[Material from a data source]
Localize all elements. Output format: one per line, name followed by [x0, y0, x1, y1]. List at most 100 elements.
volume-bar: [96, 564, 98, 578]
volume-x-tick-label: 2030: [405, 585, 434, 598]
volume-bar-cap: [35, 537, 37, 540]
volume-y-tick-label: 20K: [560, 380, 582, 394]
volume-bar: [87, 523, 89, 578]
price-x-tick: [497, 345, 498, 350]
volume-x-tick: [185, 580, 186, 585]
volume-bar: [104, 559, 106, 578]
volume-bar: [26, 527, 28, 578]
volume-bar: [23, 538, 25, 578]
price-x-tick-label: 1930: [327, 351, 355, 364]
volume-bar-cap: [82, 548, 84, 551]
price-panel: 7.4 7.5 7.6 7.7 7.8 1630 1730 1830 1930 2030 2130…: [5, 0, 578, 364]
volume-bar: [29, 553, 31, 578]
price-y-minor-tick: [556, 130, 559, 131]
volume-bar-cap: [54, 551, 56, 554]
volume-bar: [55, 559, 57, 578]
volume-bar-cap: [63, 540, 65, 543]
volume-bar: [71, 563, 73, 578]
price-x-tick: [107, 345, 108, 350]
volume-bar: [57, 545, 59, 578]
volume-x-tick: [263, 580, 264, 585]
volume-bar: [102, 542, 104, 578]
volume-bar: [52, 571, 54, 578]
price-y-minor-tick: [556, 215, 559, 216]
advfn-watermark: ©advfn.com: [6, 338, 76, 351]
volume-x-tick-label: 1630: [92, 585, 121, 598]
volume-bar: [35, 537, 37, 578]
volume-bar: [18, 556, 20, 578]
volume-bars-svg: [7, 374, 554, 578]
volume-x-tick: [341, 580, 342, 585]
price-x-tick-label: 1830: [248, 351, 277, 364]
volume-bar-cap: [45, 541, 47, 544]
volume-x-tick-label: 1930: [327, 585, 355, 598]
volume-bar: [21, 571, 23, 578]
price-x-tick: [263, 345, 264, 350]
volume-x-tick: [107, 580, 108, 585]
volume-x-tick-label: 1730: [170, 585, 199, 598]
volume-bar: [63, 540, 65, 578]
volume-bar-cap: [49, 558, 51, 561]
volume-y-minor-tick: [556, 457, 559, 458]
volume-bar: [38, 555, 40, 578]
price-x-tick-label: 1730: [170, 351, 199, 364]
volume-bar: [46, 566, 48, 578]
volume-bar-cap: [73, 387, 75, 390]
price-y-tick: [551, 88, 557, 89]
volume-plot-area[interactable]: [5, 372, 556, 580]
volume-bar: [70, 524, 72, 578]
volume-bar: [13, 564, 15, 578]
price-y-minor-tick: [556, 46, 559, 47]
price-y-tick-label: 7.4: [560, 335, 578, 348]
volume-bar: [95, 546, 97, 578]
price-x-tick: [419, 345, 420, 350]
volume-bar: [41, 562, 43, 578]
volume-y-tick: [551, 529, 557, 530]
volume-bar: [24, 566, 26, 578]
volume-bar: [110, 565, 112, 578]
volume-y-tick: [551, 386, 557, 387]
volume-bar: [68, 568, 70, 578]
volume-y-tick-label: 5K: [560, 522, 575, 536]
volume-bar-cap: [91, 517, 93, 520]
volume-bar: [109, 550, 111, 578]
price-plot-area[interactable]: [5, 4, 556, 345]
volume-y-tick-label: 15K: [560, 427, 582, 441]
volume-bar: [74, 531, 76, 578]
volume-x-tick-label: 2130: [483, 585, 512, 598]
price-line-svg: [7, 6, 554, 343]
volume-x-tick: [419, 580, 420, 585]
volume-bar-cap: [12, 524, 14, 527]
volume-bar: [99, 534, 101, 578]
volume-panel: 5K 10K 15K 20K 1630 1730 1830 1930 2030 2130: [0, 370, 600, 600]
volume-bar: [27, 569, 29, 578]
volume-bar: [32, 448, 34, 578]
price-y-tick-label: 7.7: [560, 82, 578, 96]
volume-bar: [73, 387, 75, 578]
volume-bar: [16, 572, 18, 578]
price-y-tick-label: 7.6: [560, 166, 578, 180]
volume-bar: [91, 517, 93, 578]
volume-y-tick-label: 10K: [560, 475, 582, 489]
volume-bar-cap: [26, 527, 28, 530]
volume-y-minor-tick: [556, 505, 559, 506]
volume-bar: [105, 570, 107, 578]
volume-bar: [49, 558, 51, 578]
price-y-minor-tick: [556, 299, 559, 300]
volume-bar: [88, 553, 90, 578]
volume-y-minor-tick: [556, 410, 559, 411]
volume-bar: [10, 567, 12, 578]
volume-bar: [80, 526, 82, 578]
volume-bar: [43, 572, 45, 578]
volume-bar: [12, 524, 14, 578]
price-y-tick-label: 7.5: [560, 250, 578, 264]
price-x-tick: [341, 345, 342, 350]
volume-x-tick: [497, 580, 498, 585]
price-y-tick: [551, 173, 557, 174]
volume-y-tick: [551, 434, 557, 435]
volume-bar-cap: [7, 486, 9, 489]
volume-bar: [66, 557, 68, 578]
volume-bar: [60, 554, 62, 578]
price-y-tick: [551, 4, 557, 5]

> **PROBLEM STATEMENT**:
Copy out everything from the start of the material down to the line containing "price-y-tick: [551, 88, 557, 89]", both included, keeping each line identical.

> **RESPONSE**:
Localize all elements. Output format: one per line, name followed by [x0, y0, x1, y1]. List at most 100 elements.
volume-bar: [96, 564, 98, 578]
volume-x-tick-label: 2030: [405, 585, 434, 598]
volume-bar-cap: [35, 537, 37, 540]
volume-y-tick-label: 20K: [560, 380, 582, 394]
volume-bar: [87, 523, 89, 578]
price-x-tick: [497, 345, 498, 350]
volume-x-tick: [185, 580, 186, 585]
volume-bar: [104, 559, 106, 578]
volume-bar: [26, 527, 28, 578]
volume-bar: [23, 538, 25, 578]
price-x-tick-label: 1930: [327, 351, 355, 364]
volume-bar-cap: [82, 548, 84, 551]
price-panel: 7.4 7.5 7.6 7.7 7.8 1630 1730 1830 1930 2030 2130…: [5, 0, 578, 364]
volume-bar: [29, 553, 31, 578]
price-y-minor-tick: [556, 130, 559, 131]
volume-bar-cap: [54, 551, 56, 554]
volume-bar: [55, 559, 57, 578]
volume-bar-cap: [63, 540, 65, 543]
volume-bar: [71, 563, 73, 578]
price-x-tick: [107, 345, 108, 350]
volume-bar: [57, 545, 59, 578]
volume-x-tick: [263, 580, 264, 585]
volume-bar: [102, 542, 104, 578]
volume-bar: [52, 571, 54, 578]
price-y-minor-tick: [556, 215, 559, 216]
advfn-watermark: ©advfn.com: [6, 338, 76, 351]
volume-x-tick-label: 1630: [92, 585, 121, 598]
volume-bar: [35, 537, 37, 578]
volume-bar: [18, 556, 20, 578]
volume-bars-svg: [7, 374, 554, 578]
volume-x-tick: [341, 580, 342, 585]
price-x-tick-label: 1830: [248, 351, 277, 364]
volume-bar-cap: [45, 541, 47, 544]
volume-x-tick-label: 1930: [327, 585, 355, 598]
volume-bar: [21, 571, 23, 578]
price-x-tick: [263, 345, 264, 350]
volume-x-tick: [107, 580, 108, 585]
volume-x-tick-label: 1730: [170, 585, 199, 598]
volume-bar: [63, 540, 65, 578]
volume-bar-cap: [49, 558, 51, 561]
volume-y-minor-tick: [556, 457, 559, 458]
volume-bar: [38, 555, 40, 578]
price-x-tick-label: 1730: [170, 351, 199, 364]
volume-bar: [46, 566, 48, 578]
volume-bar-cap: [73, 387, 75, 390]
price-y-tick: [551, 88, 557, 89]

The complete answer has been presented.